Problem statement »
Rewrite the listing below with every "legend-entry" changed to "legend-item", keeping everything else the same.

Items listed in a dataset

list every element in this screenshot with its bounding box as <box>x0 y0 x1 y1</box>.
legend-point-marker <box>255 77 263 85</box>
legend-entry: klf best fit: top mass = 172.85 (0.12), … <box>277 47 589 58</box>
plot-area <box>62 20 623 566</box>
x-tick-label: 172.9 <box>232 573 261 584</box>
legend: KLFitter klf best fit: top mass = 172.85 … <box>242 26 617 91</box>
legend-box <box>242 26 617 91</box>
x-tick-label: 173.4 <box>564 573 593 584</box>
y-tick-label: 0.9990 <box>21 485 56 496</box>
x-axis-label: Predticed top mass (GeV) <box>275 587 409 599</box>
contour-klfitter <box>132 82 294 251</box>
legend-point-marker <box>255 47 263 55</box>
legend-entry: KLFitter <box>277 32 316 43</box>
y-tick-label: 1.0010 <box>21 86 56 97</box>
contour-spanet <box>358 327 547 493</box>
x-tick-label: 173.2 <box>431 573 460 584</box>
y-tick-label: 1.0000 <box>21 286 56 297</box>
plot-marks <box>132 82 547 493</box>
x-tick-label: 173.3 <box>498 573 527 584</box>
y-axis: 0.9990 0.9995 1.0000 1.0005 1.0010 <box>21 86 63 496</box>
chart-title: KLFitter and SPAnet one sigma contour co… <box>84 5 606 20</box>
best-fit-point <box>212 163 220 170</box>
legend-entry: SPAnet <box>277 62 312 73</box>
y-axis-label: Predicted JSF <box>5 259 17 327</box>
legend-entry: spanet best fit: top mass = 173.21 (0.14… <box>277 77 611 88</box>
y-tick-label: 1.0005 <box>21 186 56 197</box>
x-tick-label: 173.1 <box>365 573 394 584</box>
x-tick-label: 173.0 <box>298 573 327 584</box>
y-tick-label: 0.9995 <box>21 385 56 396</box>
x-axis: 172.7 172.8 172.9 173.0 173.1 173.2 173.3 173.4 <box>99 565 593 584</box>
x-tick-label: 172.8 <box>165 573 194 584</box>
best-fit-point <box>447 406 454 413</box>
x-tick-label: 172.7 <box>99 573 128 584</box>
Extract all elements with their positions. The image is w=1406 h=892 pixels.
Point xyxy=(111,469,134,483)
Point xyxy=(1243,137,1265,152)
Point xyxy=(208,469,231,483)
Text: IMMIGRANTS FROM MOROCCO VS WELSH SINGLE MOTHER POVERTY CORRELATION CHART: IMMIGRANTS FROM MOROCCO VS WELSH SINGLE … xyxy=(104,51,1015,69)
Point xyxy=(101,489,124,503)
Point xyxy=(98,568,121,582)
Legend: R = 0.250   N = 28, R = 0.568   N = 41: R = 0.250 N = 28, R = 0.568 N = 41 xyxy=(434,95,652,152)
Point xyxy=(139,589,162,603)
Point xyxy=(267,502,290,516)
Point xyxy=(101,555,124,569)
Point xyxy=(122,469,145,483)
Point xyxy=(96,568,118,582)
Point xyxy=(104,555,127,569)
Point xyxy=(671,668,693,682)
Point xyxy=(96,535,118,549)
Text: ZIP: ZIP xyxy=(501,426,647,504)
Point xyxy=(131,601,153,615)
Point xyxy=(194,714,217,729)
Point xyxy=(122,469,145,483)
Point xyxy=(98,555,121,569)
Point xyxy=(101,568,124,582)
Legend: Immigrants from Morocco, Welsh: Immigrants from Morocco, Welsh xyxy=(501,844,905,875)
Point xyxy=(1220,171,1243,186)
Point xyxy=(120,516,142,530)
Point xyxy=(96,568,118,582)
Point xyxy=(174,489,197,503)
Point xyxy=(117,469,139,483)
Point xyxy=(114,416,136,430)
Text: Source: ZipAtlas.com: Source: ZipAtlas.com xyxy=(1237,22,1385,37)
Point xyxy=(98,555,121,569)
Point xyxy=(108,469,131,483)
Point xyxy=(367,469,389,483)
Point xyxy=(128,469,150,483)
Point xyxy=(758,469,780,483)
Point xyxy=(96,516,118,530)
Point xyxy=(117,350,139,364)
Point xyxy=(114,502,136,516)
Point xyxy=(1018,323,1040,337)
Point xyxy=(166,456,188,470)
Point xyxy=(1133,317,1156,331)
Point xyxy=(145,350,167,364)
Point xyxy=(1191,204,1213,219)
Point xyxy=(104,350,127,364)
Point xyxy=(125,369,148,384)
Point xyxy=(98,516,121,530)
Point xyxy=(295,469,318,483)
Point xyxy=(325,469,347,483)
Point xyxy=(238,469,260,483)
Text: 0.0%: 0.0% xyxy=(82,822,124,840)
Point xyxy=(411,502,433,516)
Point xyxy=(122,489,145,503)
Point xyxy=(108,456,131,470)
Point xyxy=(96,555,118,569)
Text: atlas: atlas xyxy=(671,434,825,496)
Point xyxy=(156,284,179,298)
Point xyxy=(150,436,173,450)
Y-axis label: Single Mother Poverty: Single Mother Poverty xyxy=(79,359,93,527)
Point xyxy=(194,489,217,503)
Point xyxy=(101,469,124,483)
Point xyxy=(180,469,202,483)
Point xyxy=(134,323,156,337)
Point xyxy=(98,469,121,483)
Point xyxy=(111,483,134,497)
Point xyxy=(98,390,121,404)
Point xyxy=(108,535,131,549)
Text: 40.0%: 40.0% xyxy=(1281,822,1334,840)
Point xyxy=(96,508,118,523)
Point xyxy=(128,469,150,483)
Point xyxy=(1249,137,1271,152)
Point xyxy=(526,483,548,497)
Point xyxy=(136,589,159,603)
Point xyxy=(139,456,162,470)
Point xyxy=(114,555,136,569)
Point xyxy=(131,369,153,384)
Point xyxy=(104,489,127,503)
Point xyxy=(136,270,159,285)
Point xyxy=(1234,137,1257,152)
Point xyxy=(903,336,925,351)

Output for this task »
list every element in this screenshot with its bounding box as <box>x0 y0 x1 y1</box>.
legend-point-marker <box>255 77 263 85</box>
legend-item: klf best fit: top mass = 172.85 (0.12), … <box>277 47 589 58</box>
plot-area <box>62 20 623 566</box>
x-tick-label: 172.9 <box>232 573 261 584</box>
legend: KLFitter klf best fit: top mass = 172.85 … <box>242 26 617 91</box>
legend-box <box>242 26 617 91</box>
x-tick-label: 173.4 <box>564 573 593 584</box>
y-tick-label: 0.9990 <box>21 485 56 496</box>
x-axis-label: Predticed top mass (GeV) <box>275 587 409 599</box>
contour-klfitter <box>132 82 294 251</box>
legend-point-marker <box>255 47 263 55</box>
legend-item: KLFitter <box>277 32 316 43</box>
y-tick-label: 1.0010 <box>21 86 56 97</box>
contour-spanet <box>358 327 547 493</box>
x-tick-label: 173.2 <box>431 573 460 584</box>
y-tick-label: 1.0000 <box>21 286 56 297</box>
plot-marks <box>132 82 547 493</box>
x-tick-label: 173.3 <box>498 573 527 584</box>
y-axis: 0.9990 0.9995 1.0000 1.0005 1.0010 <box>21 86 63 496</box>
chart-title: KLFitter and SPAnet one sigma contour co… <box>84 5 606 20</box>
best-fit-point <box>212 163 220 170</box>
legend-item: SPAnet <box>277 62 312 73</box>
y-axis-label: Predicted JSF <box>5 259 17 327</box>
legend-item: spanet best fit: top mass = 173.21 (0.14… <box>277 77 611 88</box>
y-tick-label: 1.0005 <box>21 186 56 197</box>
x-tick-label: 173.1 <box>365 573 394 584</box>
x-tick-label: 173.0 <box>298 573 327 584</box>
y-tick-label: 0.9995 <box>21 385 56 396</box>
x-axis: 172.7 172.8 172.9 173.0 173.1 173.2 173.3 173.4 <box>99 565 593 584</box>
x-tick-label: 172.8 <box>165 573 194 584</box>
best-fit-point <box>447 406 454 413</box>
x-tick-label: 172.7 <box>99 573 128 584</box>
Extract all elements with their positions. The image is w=1406 h=892 pixels.
Point xyxy=(111,469,134,483)
Point xyxy=(1243,137,1265,152)
Point xyxy=(208,469,231,483)
Text: IMMIGRANTS FROM MOROCCO VS WELSH SINGLE MOTHER POVERTY CORRELATION CHART: IMMIGRANTS FROM MOROCCO VS WELSH SINGLE … xyxy=(104,51,1015,69)
Point xyxy=(101,489,124,503)
Point xyxy=(98,568,121,582)
Legend: R = 0.250   N = 28, R = 0.568   N = 41: R = 0.250 N = 28, R = 0.568 N = 41 xyxy=(434,95,652,152)
Point xyxy=(139,589,162,603)
Point xyxy=(267,502,290,516)
Point xyxy=(101,555,124,569)
Point xyxy=(122,469,145,483)
Point xyxy=(96,568,118,582)
Point xyxy=(104,555,127,569)
Point xyxy=(671,668,693,682)
Point xyxy=(96,535,118,549)
Text: ZIP: ZIP xyxy=(501,426,647,504)
Point xyxy=(131,601,153,615)
Point xyxy=(194,714,217,729)
Point xyxy=(122,469,145,483)
Point xyxy=(98,555,121,569)
Point xyxy=(101,568,124,582)
Legend: Immigrants from Morocco, Welsh: Immigrants from Morocco, Welsh xyxy=(501,844,905,875)
Point xyxy=(1220,171,1243,186)
Point xyxy=(120,516,142,530)
Point xyxy=(96,568,118,582)
Point xyxy=(174,489,197,503)
Point xyxy=(117,469,139,483)
Point xyxy=(114,416,136,430)
Text: Source: ZipAtlas.com: Source: ZipAtlas.com xyxy=(1237,22,1385,37)
Point xyxy=(98,555,121,569)
Point xyxy=(108,469,131,483)
Point xyxy=(367,469,389,483)
Point xyxy=(128,469,150,483)
Point xyxy=(758,469,780,483)
Point xyxy=(96,516,118,530)
Point xyxy=(117,350,139,364)
Point xyxy=(114,502,136,516)
Point xyxy=(1018,323,1040,337)
Point xyxy=(166,456,188,470)
Point xyxy=(1133,317,1156,331)
Point xyxy=(145,350,167,364)
Point xyxy=(1191,204,1213,219)
Point xyxy=(104,350,127,364)
Point xyxy=(125,369,148,384)
Point xyxy=(98,516,121,530)
Point xyxy=(295,469,318,483)
Point xyxy=(325,469,347,483)
Point xyxy=(238,469,260,483)
Text: 0.0%: 0.0% xyxy=(82,822,124,840)
Point xyxy=(411,502,433,516)
Point xyxy=(122,489,145,503)
Point xyxy=(108,456,131,470)
Point xyxy=(96,555,118,569)
Text: atlas: atlas xyxy=(671,434,825,496)
Point xyxy=(156,284,179,298)
Point xyxy=(150,436,173,450)
Y-axis label: Single Mother Poverty: Single Mother Poverty xyxy=(79,359,93,527)
Point xyxy=(194,489,217,503)
Point xyxy=(101,469,124,483)
Point xyxy=(180,469,202,483)
Point xyxy=(134,323,156,337)
Point xyxy=(98,469,121,483)
Point xyxy=(111,483,134,497)
Point xyxy=(98,390,121,404)
Point xyxy=(108,535,131,549)
Text: 40.0%: 40.0% xyxy=(1281,822,1334,840)
Point xyxy=(96,508,118,523)
Point xyxy=(128,469,150,483)
Point xyxy=(1249,137,1271,152)
Point xyxy=(526,483,548,497)
Point xyxy=(136,589,159,603)
Point xyxy=(139,456,162,470)
Point xyxy=(114,555,136,569)
Point xyxy=(131,369,153,384)
Point xyxy=(104,489,127,503)
Point xyxy=(136,270,159,285)
Point xyxy=(1234,137,1257,152)
Point xyxy=(903,336,925,351)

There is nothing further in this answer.